Your task is to reproduce the entries below word for word.

**Listed entries**

------

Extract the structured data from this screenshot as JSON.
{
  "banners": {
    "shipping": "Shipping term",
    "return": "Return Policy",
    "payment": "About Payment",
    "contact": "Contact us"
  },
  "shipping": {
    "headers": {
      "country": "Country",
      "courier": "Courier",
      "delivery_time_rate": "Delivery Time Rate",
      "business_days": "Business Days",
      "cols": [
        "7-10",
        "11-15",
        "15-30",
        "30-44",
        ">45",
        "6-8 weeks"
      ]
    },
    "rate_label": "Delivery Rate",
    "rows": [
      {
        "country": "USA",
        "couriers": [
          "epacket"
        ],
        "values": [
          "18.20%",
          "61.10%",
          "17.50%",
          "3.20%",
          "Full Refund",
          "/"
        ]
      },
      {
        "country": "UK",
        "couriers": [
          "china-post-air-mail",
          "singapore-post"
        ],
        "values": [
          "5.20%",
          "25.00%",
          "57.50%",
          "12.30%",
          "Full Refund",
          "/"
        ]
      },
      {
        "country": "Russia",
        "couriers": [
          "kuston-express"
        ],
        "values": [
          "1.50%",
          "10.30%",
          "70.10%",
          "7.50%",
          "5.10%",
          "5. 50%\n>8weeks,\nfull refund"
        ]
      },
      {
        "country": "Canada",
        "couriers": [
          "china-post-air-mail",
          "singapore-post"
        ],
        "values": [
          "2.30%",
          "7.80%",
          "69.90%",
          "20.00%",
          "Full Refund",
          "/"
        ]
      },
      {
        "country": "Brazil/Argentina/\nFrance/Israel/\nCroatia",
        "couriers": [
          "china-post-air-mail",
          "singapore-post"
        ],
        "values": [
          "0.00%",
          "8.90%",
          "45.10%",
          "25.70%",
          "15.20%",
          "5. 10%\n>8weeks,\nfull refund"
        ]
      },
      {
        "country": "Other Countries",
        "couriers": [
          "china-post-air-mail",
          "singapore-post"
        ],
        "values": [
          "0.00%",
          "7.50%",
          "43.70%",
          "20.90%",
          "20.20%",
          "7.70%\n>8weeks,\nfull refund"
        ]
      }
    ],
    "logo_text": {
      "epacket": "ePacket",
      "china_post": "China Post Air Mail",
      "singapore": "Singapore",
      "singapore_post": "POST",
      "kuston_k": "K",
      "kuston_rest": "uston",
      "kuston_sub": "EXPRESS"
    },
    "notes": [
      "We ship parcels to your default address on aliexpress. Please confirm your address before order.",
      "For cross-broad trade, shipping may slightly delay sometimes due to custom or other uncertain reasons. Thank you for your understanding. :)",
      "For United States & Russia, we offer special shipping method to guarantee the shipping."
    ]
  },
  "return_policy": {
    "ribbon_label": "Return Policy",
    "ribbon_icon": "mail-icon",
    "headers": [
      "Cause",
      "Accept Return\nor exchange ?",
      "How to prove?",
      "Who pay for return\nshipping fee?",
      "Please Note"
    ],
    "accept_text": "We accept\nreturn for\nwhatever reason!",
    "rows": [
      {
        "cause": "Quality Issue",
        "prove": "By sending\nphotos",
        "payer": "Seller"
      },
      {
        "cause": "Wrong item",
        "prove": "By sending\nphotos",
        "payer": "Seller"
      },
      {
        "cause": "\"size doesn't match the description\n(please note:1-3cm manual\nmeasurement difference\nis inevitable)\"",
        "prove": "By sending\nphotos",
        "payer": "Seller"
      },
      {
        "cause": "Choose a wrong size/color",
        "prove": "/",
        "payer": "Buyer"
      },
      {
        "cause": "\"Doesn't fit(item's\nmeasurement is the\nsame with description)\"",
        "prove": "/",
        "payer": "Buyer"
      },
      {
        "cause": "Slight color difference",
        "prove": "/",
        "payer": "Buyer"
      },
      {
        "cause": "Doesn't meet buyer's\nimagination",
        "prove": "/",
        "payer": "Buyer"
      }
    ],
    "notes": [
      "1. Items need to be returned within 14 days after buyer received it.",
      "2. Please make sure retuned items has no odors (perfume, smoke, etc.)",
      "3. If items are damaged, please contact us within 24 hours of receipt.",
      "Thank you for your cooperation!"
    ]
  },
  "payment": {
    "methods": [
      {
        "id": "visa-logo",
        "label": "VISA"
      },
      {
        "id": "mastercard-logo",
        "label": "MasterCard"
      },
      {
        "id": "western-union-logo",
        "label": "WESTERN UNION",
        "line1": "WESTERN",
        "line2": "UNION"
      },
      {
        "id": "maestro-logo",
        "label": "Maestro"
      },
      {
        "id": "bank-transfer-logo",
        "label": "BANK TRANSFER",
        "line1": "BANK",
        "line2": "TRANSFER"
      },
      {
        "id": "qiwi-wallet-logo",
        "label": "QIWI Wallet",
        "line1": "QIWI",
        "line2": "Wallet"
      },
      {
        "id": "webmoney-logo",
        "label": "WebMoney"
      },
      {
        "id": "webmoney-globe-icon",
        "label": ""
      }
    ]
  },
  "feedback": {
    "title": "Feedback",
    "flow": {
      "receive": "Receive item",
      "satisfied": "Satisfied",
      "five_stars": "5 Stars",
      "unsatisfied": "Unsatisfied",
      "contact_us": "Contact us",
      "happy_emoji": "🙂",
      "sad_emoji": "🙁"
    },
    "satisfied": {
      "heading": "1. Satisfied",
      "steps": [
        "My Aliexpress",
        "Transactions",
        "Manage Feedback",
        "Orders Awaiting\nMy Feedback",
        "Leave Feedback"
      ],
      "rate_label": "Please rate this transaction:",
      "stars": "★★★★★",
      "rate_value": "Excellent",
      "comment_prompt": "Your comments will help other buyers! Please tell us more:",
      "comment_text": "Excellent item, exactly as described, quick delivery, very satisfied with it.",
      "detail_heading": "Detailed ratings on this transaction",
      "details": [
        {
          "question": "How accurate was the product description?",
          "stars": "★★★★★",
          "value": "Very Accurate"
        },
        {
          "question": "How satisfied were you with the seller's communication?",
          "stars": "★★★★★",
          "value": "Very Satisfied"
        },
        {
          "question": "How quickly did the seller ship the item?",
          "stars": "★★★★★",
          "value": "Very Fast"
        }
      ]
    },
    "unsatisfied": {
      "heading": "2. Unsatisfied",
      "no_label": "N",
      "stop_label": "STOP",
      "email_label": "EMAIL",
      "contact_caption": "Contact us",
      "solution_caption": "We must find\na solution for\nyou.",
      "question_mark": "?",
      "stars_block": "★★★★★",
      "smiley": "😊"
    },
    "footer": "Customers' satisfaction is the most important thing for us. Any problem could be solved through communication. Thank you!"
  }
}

------

**Reply**
Extract the structured data from this screenshot as JSON.
{
  "banners": {
    "shipping": "Shipping term",
    "return": "Return Policy",
    "payment": "About Payment",
    "contact": "Contact us"
  },
  "shipping": {
    "headers": {
      "country": "Country",
      "courier": "Courier",
      "delivery_time_rate": "Delivery Time Rate",
      "business_days": "Business Days",
      "cols": [
        "7-10",
        "11-15",
        "15-30",
        "30-44",
        ">45",
        "6-8 weeks"
      ]
    },
    "rate_label": "Delivery Rate",
    "rows": [
      {
        "country": "USA",
        "couriers": [
          "epacket"
        ],
        "values": [
          "18.20%",
          "61.10%",
          "17.50%",
          "3.20%",
          "Full Refund",
          "/"
        ]
      },
      {
        "country": "UK",
        "couriers": [
          "china-post-air-mail",
          "singapore-post"
        ],
        "values": [
          "5.20%",
          "25.00%",
          "57.50%",
          "12.30%",
          "Full Refund",
          "/"
        ]
      },
      {
        "country": "Russia",
        "couriers": [
          "kuston-express"
        ],
        "values": [
          "1.50%",
          "10.30%",
          "70.10%",
          "7.50%",
          "5.10%",
          "5. 50%\n>8weeks,\nfull refund"
        ]
      },
      {
        "country": "Canada",
        "couriers": [
          "china-post-air-mail",
          "singapore-post"
        ],
        "values": [
          "2.30%",
          "7.80%",
          "69.90%",
          "20.00%",
          "Full Refund",
          "/"
        ]
      },
      {
        "country": "Brazil/Argentina/\nFrance/Israel/\nCroatia",
        "couriers": [
          "china-post-air-mail",
          "singapore-post"
        ],
        "values": [
          "0.00%",
          "8.90%",
          "45.10%",
          "25.70%",
          "15.20%",
          "5. 10%\n>8weeks,\nfull refund"
        ]
      },
      {
        "country": "Other Countries",
        "couriers": [
          "china-post-air-mail",
          "singapore-post"
        ],
        "values": [
          "0.00%",
          "7.50%",
          "43.70%",
          "20.90%",
          "20.20%",
          "7.70%\n>8weeks,\nfull refund"
        ]
      }
    ],
    "logo_text": {
      "epacket": "ePacket",
      "china_post": "China Post Air Mail",
      "singapore": "Singapore",
      "singapore_post": "POST",
      "kuston_k": "K",
      "kuston_rest": "uston",
      "kuston_sub": "EXPRESS"
    },
    "notes": [
      "We ship parcels to your default address on aliexpress. Please confirm your address before order.",
      "For cross-broad trade, shipping may slightly delay sometimes due to custom or other uncertain reasons. Thank you for your understanding. :)",
      "For United States & Russia, we offer special shipping method to guarantee the shipping."
    ]
  },
  "return_policy": {
    "ribbon_label": "Return Policy",
    "ribbon_icon": "mail-icon",
    "headers": [
      "Cause",
      "Accept Return\nor exchange ?",
      "How to prove?",
      "Who pay for return\nshipping fee?",
      "Please Note"
    ],
    "accept_text": "We accept\nreturn for\nwhatever reason!",
    "rows": [
      {
        "cause": "Quality Issue",
        "prove": "By sending\nphotos",
        "payer": "Seller"
      },
      {
        "cause": "Wrong item",
        "prove": "By sending\nphotos",
        "payer": "Seller"
      },
      {
        "cause": "\"size doesn't match the description\n(please note:1-3cm manual\nmeasurement difference\nis inevitable)\"",
        "prove": "By sending\nphotos",
        "payer": "Seller"
      },
      {
        "cause": "Choose a wrong size/color",
        "prove": "/",
        "payer": "Buyer"
      },
      {
        "cause": "\"Doesn't fit(item's\nmeasurement is the\nsame with description)\"",
        "prove": "/",
        "payer": "Buyer"
      },
      {
        "cause": "Slight color difference",
        "prove": "/",
        "payer": "Buyer"
      },
      {
        "cause": "Doesn't meet buyer's\nimagination",
        "prove": "/",
        "payer": "Buyer"
      }
    ],
    "notes": [
      "1. Items need to be returned within 14 days after buyer received it.",
      "2. Please make sure retuned items has no odors (perfume, smoke, etc.)",
      "3. If items are damaged, please contact us within 24 hours of receipt.",
      "Thank you for your cooperation!"
    ]
  },
  "payment": {
    "methods": [
      {
        "id": "visa-logo",
        "label": "VISA"
      },
      {
        "id": "mastercard-logo",
        "label": "MasterCard"
      },
      {
        "id": "western-union-logo",
        "label": "WESTERN UNION",
        "line1": "WESTERN",
        "line2": "UNION"
      },
      {
        "id": "maestro-logo",
        "label": "Maestro"
      },
      {
        "id": "bank-transfer-logo",
        "label": "BANK TRANSFER",
        "line1": "BANK",
        "line2": "TRANSFER"
      },
      {
        "id": "qiwi-wallet-logo",
        "label": "QIWI Wallet",
        "line1": "QIWI",
        "line2": "Wallet"
      },
      {
        "id": "webmoney-logo",
        "label": "WebMoney"
      },
      {
        "id": "webmoney-globe-icon",
        "label": ""
      }
    ]
  },
  "feedback": {
    "title": "Feedback",
    "flow": {
      "receive": "Receive item",
      "satisfied": "Satisfied",
      "five_stars": "5 Stars",
      "unsatisfied": "Unsatisfied",
      "contact_us": "Contact us",
      "happy_emoji": "🙂",
      "sad_emoji": "🙁"
    },
    "satisfied": {
      "heading": "1. Satisfied",
      "steps": [
        "My Aliexpress",
        "Transactions",
        "Manage Feedback",
        "Orders Awaiting\nMy Feedback",
        "Leave Feedback"
      ],
      "rate_label": "Please rate this transaction:",
      "stars": "★★★★★",
      "rate_value": "Excellent",
      "comment_prompt": "Your comments will help other buyers! Please tell us more:",
      "comment_text": "Excellent item, exactly as described, quick delivery, very satisfied with it.",
      "detail_heading": "Detailed ratings on this transaction",
      "details": [
        {
          "question": "How accurate was the product description?",
          "stars": "★★★★★",
          "value": "Very Accurate"
        },
        {
          "question": "How satisfied were you with the seller's communication?",
          "stars": "★★★★★",
          "value": "Very Satisfied"
        },
        {
          "question": "How quickly did the seller ship the item?",
          "stars": "★★★★★",
          "value": "Very Fast"
        }
      ]
    },
    "unsatisfied": {
      "heading": "2. Unsatisfied",
      "no_label": "N",
      "stop_label": "STOP",
      "email_label": "EMAIL",
      "contact_caption": "Contact us",
      "solution_caption": "We must find\na solution for\nyou.",
      "question_mark": "?",
      "stars_block": "★★★★★",
      "smiley": "😊"
    },
    "footer": "Customers' satisfaction is the most important thing for us. Any problem could be solved through communication. Thank you!"
  }
}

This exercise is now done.